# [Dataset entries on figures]
▼
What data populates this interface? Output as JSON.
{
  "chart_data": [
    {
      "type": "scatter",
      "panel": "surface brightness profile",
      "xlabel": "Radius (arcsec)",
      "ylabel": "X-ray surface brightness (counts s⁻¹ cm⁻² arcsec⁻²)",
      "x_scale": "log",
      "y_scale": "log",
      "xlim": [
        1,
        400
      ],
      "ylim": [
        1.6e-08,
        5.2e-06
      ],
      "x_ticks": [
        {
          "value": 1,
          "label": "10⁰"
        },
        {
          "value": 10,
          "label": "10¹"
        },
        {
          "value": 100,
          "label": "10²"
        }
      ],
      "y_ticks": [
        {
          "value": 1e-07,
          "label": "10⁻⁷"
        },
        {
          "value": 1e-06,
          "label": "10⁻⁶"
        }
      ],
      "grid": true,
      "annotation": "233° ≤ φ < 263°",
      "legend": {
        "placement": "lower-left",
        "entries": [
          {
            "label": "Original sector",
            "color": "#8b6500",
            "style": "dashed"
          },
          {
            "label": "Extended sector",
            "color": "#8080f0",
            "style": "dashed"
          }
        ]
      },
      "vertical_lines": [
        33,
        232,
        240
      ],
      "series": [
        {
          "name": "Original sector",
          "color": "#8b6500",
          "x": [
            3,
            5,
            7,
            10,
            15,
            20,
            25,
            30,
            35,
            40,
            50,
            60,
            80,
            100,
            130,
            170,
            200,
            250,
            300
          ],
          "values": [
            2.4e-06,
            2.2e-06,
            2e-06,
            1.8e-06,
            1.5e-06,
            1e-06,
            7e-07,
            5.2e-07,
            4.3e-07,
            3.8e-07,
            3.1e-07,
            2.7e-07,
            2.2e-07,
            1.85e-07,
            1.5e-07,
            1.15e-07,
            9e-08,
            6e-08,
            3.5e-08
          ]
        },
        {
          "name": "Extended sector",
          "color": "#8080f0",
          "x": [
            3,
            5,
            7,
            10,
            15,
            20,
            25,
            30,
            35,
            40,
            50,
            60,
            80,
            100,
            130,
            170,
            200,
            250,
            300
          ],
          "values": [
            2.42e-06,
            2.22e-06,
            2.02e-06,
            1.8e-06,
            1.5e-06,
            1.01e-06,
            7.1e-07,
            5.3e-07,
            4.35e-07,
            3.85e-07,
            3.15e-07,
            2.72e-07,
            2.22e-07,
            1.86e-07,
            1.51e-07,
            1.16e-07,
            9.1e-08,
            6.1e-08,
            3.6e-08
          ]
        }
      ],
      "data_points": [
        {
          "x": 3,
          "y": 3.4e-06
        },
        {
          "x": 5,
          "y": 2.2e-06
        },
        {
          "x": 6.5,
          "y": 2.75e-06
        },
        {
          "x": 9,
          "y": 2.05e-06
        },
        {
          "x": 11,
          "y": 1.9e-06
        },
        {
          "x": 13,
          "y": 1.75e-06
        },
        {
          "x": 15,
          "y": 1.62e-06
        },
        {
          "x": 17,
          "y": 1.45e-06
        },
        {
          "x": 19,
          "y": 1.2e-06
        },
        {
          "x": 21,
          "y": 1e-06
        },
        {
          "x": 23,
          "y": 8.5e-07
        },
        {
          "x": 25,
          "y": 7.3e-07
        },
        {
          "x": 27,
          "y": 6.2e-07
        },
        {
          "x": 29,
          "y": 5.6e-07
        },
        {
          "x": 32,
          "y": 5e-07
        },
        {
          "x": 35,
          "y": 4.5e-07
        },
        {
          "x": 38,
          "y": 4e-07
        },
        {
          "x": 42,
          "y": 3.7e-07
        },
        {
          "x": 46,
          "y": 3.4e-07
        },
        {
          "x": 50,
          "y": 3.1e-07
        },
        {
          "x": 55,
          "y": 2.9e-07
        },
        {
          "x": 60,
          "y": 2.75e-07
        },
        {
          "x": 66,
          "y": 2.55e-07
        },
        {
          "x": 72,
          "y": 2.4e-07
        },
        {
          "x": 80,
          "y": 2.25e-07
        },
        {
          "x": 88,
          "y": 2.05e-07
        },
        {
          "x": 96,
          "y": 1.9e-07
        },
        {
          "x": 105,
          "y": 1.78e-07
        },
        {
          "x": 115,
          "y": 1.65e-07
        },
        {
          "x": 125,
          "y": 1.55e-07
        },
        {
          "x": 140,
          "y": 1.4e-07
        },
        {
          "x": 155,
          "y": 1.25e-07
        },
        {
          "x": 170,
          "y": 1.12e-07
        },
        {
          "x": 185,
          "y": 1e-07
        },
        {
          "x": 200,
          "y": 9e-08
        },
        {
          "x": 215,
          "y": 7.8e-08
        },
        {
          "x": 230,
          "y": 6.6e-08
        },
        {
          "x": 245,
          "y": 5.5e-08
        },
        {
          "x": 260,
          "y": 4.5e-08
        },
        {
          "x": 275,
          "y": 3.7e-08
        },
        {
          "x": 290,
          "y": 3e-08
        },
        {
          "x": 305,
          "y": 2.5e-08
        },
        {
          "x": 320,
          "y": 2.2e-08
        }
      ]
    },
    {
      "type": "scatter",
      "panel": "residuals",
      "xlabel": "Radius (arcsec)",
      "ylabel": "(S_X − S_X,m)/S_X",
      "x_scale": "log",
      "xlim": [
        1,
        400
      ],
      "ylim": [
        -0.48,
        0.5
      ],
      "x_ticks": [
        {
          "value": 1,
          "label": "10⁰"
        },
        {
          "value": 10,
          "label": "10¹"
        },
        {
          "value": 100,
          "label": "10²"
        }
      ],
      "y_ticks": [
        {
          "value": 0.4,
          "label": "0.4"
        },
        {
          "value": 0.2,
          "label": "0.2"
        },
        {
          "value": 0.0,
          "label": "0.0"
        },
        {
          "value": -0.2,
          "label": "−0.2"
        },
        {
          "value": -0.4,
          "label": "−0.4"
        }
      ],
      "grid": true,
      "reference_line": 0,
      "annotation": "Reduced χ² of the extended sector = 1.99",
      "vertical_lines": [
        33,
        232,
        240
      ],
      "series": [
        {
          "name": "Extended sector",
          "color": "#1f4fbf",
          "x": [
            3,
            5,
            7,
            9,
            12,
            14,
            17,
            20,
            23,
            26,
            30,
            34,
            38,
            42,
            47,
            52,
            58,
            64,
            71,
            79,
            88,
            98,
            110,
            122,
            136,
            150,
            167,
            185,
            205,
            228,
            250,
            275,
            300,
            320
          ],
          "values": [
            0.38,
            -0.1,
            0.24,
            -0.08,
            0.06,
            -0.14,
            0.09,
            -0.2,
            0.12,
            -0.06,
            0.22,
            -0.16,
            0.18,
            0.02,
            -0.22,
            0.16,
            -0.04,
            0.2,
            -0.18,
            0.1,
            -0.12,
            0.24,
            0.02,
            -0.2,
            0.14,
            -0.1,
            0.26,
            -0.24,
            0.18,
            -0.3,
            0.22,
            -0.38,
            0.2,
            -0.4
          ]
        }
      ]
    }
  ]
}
▲
# [Exercise directions]
Copy each line in the data that holds the word "color".

# [Result for this task]
            "color": "#8b6500",
            "color": "#8080f0",
          "color": "#8b6500",
          "color": "#8080f0",
          "color": "#1f4fbf",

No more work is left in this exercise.